Collected data entries
## BEGIN
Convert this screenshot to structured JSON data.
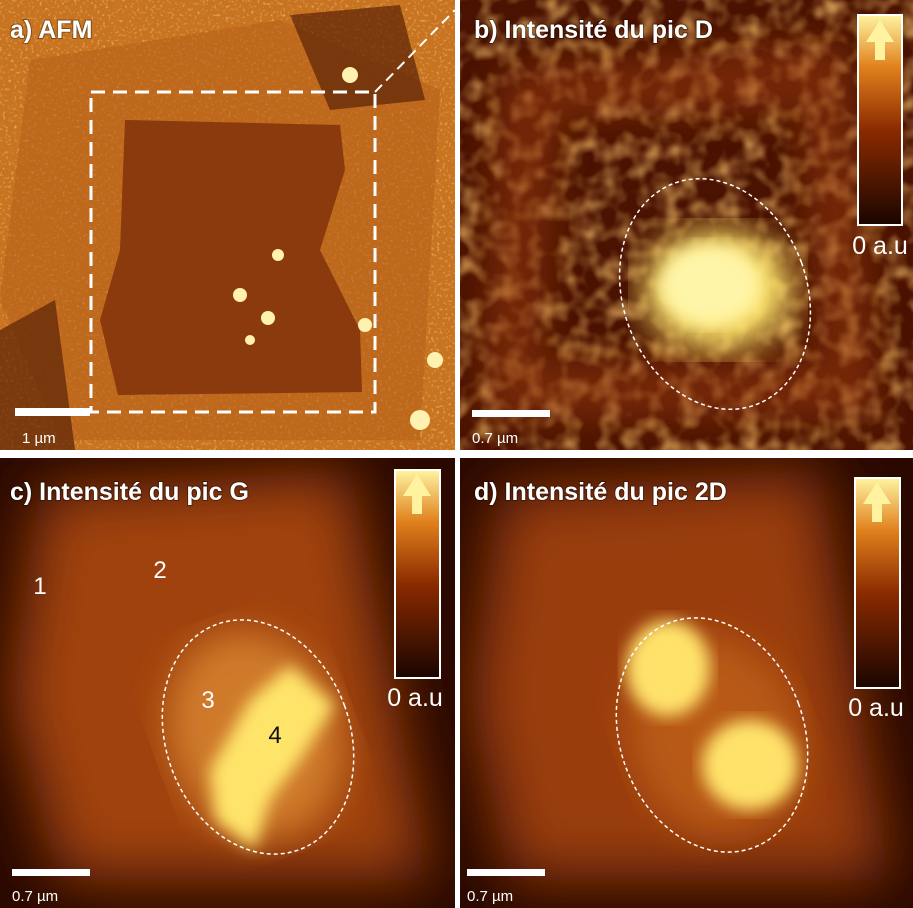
{
  "panels": [
    {
      "title": "a) AFM",
      "scale_bar": "1 µm"
    },
    {
      "title": "b) Intensité du pic D",
      "scale_bar": "0.7 µm",
      "colorbar_label": "0 a.u"
    },
    {
      "title": "c) Intensité du pic G",
      "scale_bar": "0.7 µm",
      "colorbar_label": "0 a.u",
      "point_labels": [
        "1",
        "2",
        "3",
        "4"
      ]
    },
    {
      "title": "d) Intensité du pic 2D",
      "scale_bar": "0.7 µm",
      "colorbar_label": "0 a.u"
    }
  ]
}
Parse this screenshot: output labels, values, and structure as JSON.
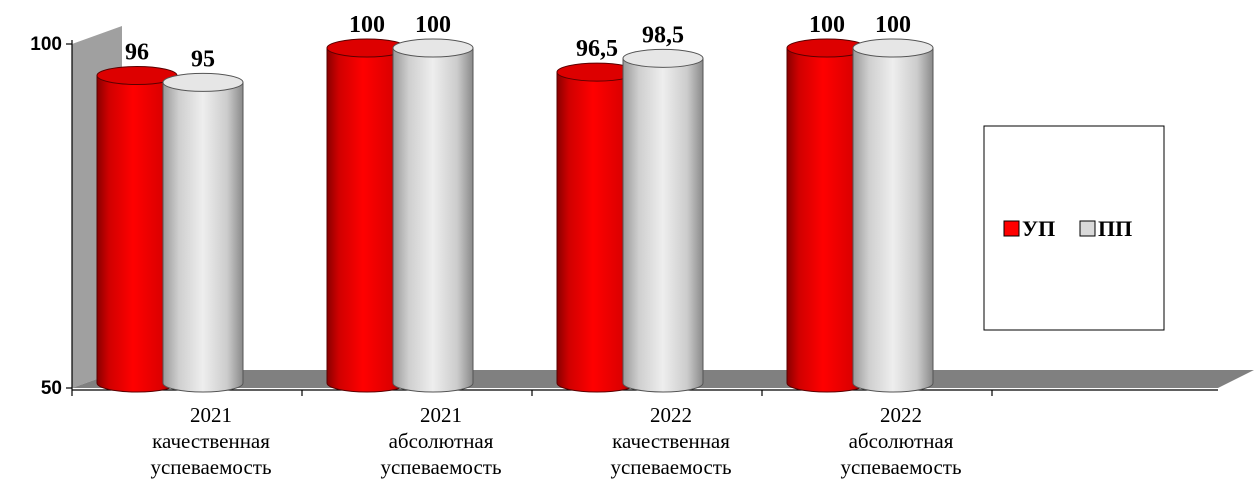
{
  "chart_data": {
    "type": "bar",
    "categories": [
      [
        "2021",
        "качественная",
        "успеваемость"
      ],
      [
        "2021",
        "абсолютная",
        "успеваемость"
      ],
      [
        "2022",
        "качественная",
        "успеваемость"
      ],
      [
        "2022",
        "абсолютная",
        "успеваемость"
      ]
    ],
    "series": [
      {
        "name": "УП",
        "values": [
          96,
          100,
          96.5,
          100
        ],
        "labels": [
          "96",
          "100",
          "96,5",
          "100"
        ],
        "color": "#ff0000"
      },
      {
        "name": "ПП",
        "values": [
          95,
          100,
          98.5,
          100
        ],
        "labels": [
          "95",
          "100",
          "98,5",
          "100"
        ],
        "color": "#d9d9d9"
      }
    ],
    "yticks": [
      "50",
      "100"
    ],
    "ylim": [
      50,
      100
    ],
    "style": "3d-cylinder",
    "legend_position": "right",
    "grid": false
  }
}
## END
Which lines in the data above contain "title"? Show each one.

      "title": "a) AFM",
      "title": "b) Intensité du pic D",
      "title": "c) Intensité du pic G",
      "title": "d) Intensité du pic 2D",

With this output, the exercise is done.